Exercise task
Copy out the lines of the material from the one containing "tool-row-junk-message[interactable]: 垃圾消息! 垃圾短信快速拦截" through the one containing "boost-label-deep: 深度加速 (77, 290, 154, 312)", both included, without changing anything.
------------------------------------------------------------------------
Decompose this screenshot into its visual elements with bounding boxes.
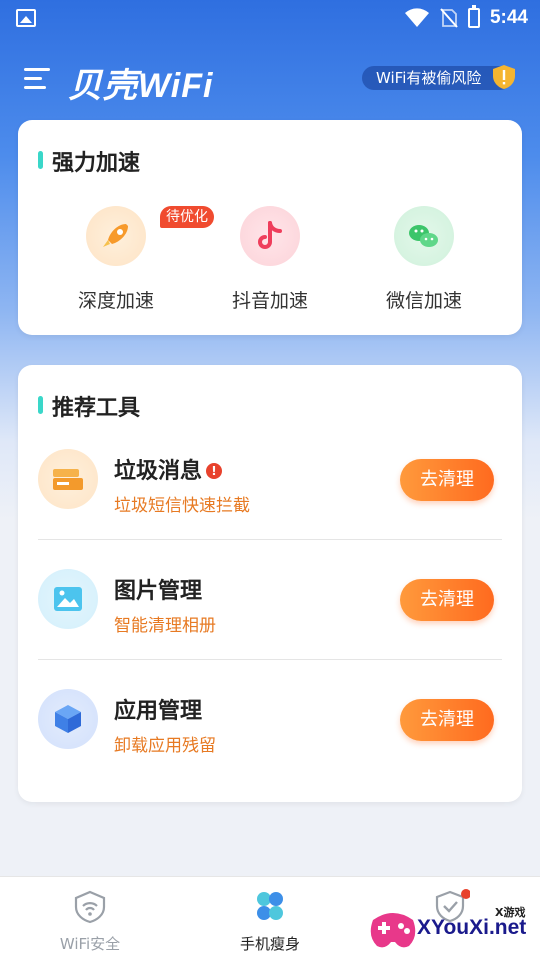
tool-row-junk-message[interactable]: 垃圾消息! 垃圾短信快速拦截 去清理 (38, 435, 502, 535)
nav-tab-wifi-security[interactable]: WiFi安全 (30, 889, 150, 954)
wifi-risk-pill[interactable]: WiFi有被偷风险 (362, 65, 515, 90)
boost-card: 强力加速 深度加速 待优化 抖音加速 微信加速 (18, 120, 522, 335)
clean-button-junk-message[interactable]: 去清理 (400, 459, 494, 501)
app-cube-icon (38, 689, 98, 749)
warning-shield-icon (493, 65, 515, 89)
title-accent-bar (38, 151, 43, 169)
pending-optimize-badge: 待优化 (160, 206, 214, 228)
wifi-signal-icon (404, 8, 429, 27)
no-sim-icon (440, 8, 458, 28)
tool-desc-image-manage: 智能清理相册 (114, 616, 216, 636)
rocket-icon (86, 206, 146, 266)
title-accent-bar (38, 396, 43, 414)
boost-label-douyin: 抖音加速 (231, 290, 308, 312)
nav-tab-phone-slim[interactable]: 手机瘦身 (210, 889, 330, 954)
wifi-icon (74, 890, 106, 924)
boost-label-wechat: 微信加速 (385, 290, 462, 312)
battery-icon (467, 5, 480, 28)
watermark-text: XYouXi.net (417, 916, 527, 939)
boost-label-deep: 深度加速 (77, 290, 154, 312)
tool-row-image-manage[interactable]: 图片管理 智能清理相册 去清理 (38, 555, 502, 655)
tool-name-image-manage: 图片管理 (114, 579, 203, 604)
boost-item-wechat[interactable]: 微信加速 (364, 206, 484, 313)
wechat-icon (394, 206, 454, 266)
tiktok-icon (240, 206, 300, 266)
status-time: 5:44 (489, 7, 528, 28)
nav-label-phone-slim: 手机瘦身 (239, 935, 300, 953)
clover-icon (257, 892, 283, 920)
divider (38, 659, 502, 660)
divider (38, 539, 502, 540)
boost-card-title: 强力加速 (52, 151, 141, 176)
status-bar: 5:44 (0, 0, 540, 36)
watermark-logo: X游戏 XYouXi.net (365, 890, 540, 960)
tools-card: 推荐工具 垃圾消息! 垃圾短信快速拦截 去清理 图片管理 智能清理相册 去清理 (18, 365, 522, 802)
tool-desc-app-manage: 卸载应用残留 (114, 736, 216, 756)
tool-row-app-manage[interactable]: 应用管理 卸载应用残留 去清理 (38, 675, 502, 775)
alert-badge: ! (206, 463, 223, 479)
trash-message-icon (38, 449, 98, 509)
boost-item-douyin[interactable]: 抖音加速 (210, 206, 330, 313)
clean-button-app-manage[interactable]: 去清理 (400, 699, 494, 741)
tool-name-junk-message: 垃圾消息! (114, 453, 223, 485)
tools-card-title: 推荐工具 (52, 396, 141, 421)
gallery-notification-icon (16, 9, 36, 27)
clean-button-image-manage[interactable]: 去清理 (400, 579, 494, 621)
menu-icon[interactable] (24, 68, 50, 90)
gamepad-logo-icon (370, 913, 416, 948)
image-icon (38, 569, 98, 629)
nav-label-wifi-security: WiFi安全 (59, 935, 121, 953)
wifi-risk-label: WiFi有被偷风险 (376, 69, 482, 87)
app-logo: 贝壳WiFi (68, 67, 214, 105)
tool-name-app-manage: 应用管理 (114, 699, 203, 724)
boost-item-deep[interactable]: 深度加速 (56, 206, 176, 313)
tool-desc-junk-message: 垃圾短信快速拦截 (114, 496, 250, 516)
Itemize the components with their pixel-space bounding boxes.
------------------------------------------------------------------------
Exercise output
tool-row-junk-message[interactable]: 垃圾消息! 垃圾短信快速拦截 去清理 (38, 435, 502, 535)
nav-tab-wifi-security[interactable]: WiFi安全 (30, 889, 150, 954)
wifi-risk-pill[interactable]: WiFi有被偷风险 (362, 65, 515, 90)
boost-card: 强力加速 深度加速 待优化 抖音加速 微信加速 (18, 120, 522, 335)
clean-button-junk-message[interactable]: 去清理 (400, 459, 494, 501)
app-cube-icon (38, 689, 98, 749)
warning-shield-icon (493, 65, 515, 89)
title-accent-bar (38, 151, 43, 169)
pending-optimize-badge: 待优化 (160, 206, 214, 228)
wifi-signal-icon (404, 8, 429, 27)
no-sim-icon (440, 8, 458, 28)
tool-desc-image-manage: 智能清理相册 (114, 616, 216, 636)
rocket-icon (86, 206, 146, 266)
title-accent-bar (38, 396, 43, 414)
boost-label-douyin: 抖音加速 (231, 290, 308, 312)
nav-tab-phone-slim[interactable]: 手机瘦身 (210, 889, 330, 954)
wifi-icon (74, 890, 106, 924)
boost-label-wechat: 微信加速 (385, 290, 462, 312)
battery-icon (467, 5, 480, 28)
watermark-text: XYouXi.net (417, 916, 527, 939)
boost-label-deep: 深度加速 (77, 290, 154, 312)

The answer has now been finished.